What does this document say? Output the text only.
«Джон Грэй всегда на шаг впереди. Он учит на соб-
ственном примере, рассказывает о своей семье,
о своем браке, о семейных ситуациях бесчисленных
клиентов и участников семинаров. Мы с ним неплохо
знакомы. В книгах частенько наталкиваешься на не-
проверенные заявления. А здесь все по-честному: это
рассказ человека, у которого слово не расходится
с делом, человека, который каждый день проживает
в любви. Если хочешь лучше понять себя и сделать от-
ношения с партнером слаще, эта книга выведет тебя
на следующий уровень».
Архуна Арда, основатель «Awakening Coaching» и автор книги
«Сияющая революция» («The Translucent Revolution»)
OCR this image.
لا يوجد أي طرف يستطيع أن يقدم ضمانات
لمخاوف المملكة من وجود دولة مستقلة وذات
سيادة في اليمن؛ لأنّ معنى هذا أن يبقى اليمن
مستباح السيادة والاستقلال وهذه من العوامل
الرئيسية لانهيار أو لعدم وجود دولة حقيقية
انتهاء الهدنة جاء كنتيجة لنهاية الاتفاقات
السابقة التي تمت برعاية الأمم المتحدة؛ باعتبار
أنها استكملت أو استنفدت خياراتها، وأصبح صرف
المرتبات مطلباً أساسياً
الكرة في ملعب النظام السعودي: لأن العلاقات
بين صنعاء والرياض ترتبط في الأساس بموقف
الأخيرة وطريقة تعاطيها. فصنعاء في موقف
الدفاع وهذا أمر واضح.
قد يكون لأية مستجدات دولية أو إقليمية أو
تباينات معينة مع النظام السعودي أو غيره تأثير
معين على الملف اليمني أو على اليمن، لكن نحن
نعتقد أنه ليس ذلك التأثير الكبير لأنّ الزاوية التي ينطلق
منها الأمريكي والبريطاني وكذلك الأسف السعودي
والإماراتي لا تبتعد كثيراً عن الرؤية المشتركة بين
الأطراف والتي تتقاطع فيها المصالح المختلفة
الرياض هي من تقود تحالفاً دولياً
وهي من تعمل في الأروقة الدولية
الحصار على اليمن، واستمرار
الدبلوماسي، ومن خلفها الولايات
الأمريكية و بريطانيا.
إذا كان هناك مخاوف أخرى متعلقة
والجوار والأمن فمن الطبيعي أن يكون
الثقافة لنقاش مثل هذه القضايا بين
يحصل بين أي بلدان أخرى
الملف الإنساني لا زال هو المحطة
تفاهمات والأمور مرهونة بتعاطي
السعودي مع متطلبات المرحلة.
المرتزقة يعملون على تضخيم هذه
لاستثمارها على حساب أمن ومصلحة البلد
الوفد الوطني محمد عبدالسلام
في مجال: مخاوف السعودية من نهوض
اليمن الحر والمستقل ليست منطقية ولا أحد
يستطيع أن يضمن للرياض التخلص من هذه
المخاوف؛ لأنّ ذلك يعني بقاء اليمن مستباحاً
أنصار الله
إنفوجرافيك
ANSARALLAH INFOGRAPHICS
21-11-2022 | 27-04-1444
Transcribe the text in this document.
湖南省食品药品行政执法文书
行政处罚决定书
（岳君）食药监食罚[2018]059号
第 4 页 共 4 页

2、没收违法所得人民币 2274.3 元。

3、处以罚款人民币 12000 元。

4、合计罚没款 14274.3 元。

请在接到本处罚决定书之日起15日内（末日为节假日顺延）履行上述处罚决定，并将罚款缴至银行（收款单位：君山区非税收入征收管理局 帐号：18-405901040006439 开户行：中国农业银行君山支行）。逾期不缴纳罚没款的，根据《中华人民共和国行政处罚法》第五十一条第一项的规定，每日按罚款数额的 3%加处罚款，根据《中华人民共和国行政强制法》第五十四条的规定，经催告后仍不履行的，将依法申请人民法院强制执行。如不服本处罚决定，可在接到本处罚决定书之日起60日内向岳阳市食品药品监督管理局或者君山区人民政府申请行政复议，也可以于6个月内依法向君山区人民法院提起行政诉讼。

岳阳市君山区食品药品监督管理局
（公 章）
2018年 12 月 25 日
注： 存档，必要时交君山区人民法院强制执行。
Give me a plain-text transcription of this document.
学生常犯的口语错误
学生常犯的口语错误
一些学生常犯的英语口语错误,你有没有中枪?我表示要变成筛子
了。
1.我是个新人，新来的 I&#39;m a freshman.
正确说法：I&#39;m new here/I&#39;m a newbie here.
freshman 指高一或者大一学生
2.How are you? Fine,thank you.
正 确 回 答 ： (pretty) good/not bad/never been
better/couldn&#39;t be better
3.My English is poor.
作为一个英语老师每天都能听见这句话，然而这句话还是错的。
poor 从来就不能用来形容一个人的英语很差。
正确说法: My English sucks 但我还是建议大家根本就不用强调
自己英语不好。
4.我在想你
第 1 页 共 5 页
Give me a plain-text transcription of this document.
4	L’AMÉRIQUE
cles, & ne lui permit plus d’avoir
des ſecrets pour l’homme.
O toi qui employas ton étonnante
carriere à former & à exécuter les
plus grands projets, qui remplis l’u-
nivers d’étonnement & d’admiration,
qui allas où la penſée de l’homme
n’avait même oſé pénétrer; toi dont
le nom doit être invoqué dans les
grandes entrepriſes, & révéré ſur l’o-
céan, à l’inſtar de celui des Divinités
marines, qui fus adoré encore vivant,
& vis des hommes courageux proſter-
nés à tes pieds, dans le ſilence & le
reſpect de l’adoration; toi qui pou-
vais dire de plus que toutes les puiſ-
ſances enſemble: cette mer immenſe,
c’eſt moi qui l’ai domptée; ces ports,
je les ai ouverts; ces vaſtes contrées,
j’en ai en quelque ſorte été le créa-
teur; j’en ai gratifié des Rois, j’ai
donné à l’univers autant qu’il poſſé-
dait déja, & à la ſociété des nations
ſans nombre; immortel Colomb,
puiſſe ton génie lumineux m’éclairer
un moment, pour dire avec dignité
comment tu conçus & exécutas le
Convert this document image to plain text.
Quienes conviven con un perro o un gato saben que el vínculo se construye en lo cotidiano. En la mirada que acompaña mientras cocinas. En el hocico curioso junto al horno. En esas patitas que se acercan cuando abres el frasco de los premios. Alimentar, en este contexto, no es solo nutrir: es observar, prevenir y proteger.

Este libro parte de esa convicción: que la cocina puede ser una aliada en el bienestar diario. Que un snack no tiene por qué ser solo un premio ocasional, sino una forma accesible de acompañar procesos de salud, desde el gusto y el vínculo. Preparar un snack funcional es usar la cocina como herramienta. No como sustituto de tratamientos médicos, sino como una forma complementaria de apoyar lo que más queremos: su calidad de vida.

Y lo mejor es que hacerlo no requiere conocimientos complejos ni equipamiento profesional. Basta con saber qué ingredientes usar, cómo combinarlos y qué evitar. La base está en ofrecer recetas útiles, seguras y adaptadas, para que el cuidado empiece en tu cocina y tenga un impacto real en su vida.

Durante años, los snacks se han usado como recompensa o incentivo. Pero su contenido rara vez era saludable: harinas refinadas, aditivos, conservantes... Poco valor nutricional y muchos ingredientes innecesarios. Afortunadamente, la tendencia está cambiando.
★ ★ ★
Keep only the lines that hold the string "يستطيع", and copy them out.

_SOLUTION TO THE EXERCISE_
لا يوجد أي طرف يستطيع أن يقدم ضمانات
يستطيع أن يضمن للرياض التخلص من هذه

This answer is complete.